• **THE TASK**
Locate every line in the material below that has the word "text". Copy each of those lines.

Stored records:
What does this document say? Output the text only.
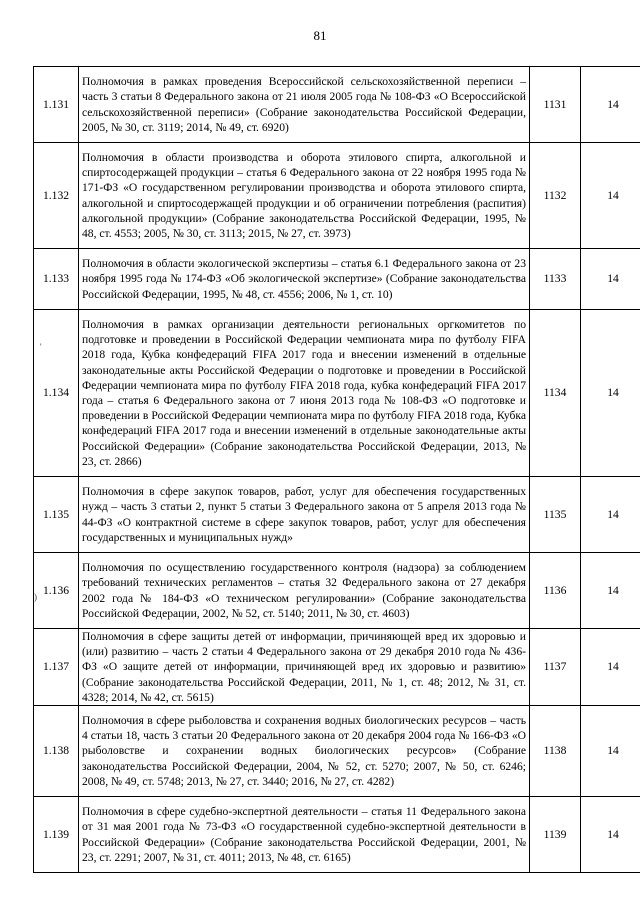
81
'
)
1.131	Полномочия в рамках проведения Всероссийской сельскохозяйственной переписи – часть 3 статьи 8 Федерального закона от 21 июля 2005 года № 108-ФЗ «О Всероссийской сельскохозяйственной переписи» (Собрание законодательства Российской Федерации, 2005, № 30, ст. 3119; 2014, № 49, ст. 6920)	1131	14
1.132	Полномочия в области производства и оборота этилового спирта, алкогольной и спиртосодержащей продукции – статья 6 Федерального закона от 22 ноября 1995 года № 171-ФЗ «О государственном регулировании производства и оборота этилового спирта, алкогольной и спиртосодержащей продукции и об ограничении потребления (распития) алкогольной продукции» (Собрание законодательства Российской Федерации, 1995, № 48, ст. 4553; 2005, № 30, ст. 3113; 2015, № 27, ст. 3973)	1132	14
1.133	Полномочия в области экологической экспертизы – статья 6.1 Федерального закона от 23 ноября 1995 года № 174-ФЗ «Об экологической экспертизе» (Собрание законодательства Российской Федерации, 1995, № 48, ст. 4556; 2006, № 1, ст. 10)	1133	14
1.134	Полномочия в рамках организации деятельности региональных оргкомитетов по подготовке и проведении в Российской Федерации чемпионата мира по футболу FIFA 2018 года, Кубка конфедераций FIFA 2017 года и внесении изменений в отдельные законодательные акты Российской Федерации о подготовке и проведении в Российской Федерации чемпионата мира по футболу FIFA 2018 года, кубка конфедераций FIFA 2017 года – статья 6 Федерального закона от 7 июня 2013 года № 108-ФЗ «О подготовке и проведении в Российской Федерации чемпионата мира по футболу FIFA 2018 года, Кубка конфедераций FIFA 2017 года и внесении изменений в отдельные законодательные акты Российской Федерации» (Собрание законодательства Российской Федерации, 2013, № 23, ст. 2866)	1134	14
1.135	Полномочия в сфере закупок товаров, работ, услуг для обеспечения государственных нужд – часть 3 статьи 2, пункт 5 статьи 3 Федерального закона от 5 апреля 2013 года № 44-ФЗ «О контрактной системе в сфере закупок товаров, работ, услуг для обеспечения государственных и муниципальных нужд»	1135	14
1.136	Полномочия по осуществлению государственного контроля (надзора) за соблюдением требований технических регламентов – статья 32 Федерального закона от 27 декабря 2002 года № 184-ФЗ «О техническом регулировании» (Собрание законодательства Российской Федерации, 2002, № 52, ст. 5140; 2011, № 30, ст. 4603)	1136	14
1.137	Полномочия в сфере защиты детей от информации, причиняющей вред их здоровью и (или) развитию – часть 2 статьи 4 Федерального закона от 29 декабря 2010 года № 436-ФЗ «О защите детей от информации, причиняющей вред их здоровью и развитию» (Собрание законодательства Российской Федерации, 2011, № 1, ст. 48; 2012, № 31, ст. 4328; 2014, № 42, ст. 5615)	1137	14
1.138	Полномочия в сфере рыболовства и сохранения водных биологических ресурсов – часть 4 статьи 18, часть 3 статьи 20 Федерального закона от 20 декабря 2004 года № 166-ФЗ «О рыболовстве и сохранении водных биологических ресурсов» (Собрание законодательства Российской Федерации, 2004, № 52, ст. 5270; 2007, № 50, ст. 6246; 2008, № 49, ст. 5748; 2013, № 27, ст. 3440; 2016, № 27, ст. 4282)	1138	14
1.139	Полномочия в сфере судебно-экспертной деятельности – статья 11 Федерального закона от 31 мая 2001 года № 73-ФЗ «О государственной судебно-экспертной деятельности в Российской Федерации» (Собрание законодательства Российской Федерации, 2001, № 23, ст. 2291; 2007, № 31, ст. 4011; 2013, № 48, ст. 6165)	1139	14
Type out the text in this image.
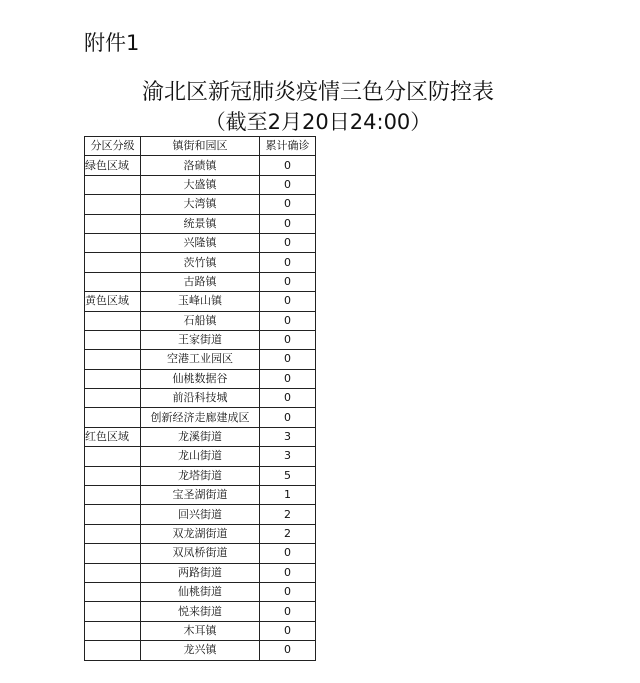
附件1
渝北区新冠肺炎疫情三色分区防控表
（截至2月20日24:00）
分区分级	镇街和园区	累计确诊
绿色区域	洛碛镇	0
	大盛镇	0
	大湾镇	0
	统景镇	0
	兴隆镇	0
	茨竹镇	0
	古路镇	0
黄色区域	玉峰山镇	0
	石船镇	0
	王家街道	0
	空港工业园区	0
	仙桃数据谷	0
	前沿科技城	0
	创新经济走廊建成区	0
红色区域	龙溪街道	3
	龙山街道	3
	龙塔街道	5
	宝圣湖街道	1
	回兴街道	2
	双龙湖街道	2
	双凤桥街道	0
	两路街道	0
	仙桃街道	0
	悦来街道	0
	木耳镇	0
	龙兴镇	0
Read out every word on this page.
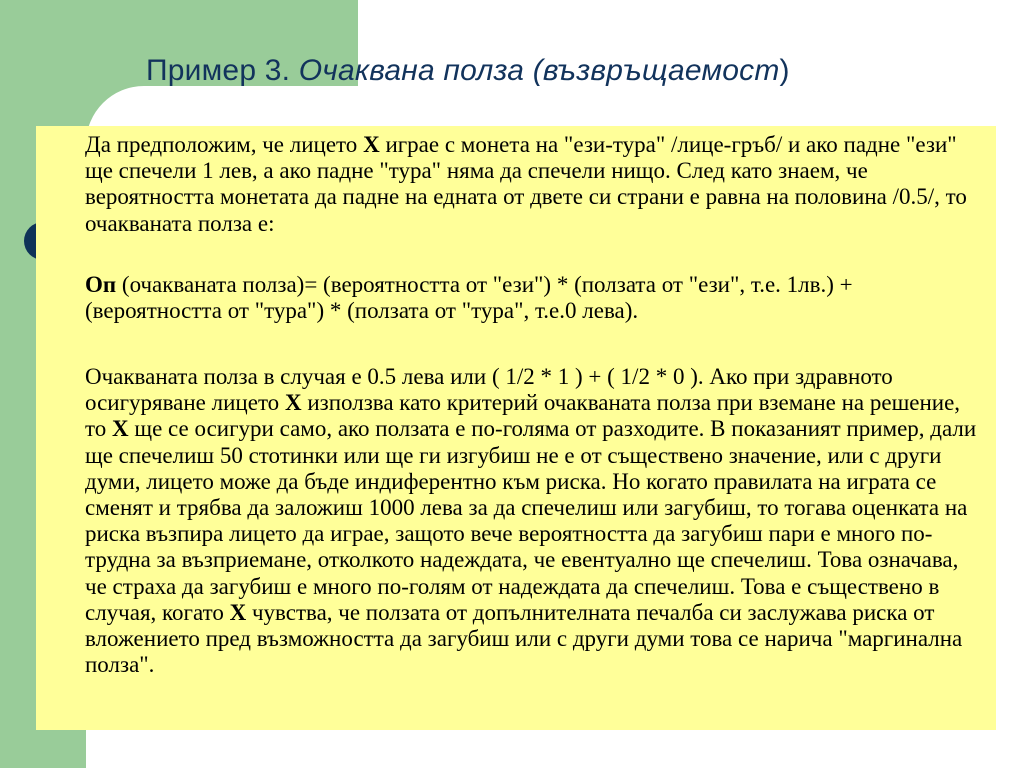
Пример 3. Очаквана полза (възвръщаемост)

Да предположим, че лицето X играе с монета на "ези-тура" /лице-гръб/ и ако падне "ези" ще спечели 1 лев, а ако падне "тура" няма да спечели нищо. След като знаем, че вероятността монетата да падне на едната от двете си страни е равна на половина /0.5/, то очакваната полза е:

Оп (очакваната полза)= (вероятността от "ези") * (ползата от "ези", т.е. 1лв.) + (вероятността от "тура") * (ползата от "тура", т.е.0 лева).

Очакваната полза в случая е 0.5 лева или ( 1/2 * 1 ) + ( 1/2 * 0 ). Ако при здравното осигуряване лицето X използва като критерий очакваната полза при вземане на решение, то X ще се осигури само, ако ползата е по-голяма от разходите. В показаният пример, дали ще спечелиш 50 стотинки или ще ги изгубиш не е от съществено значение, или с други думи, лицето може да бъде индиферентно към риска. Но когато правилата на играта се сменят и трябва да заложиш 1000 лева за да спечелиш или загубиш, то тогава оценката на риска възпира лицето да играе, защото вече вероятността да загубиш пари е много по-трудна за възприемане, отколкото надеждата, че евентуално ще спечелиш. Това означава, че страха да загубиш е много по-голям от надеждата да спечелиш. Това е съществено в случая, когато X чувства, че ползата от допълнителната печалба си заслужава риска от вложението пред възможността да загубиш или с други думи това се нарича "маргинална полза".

• **THE ANSWER**
What does this document say? Output the text only.
Type out the text in this image.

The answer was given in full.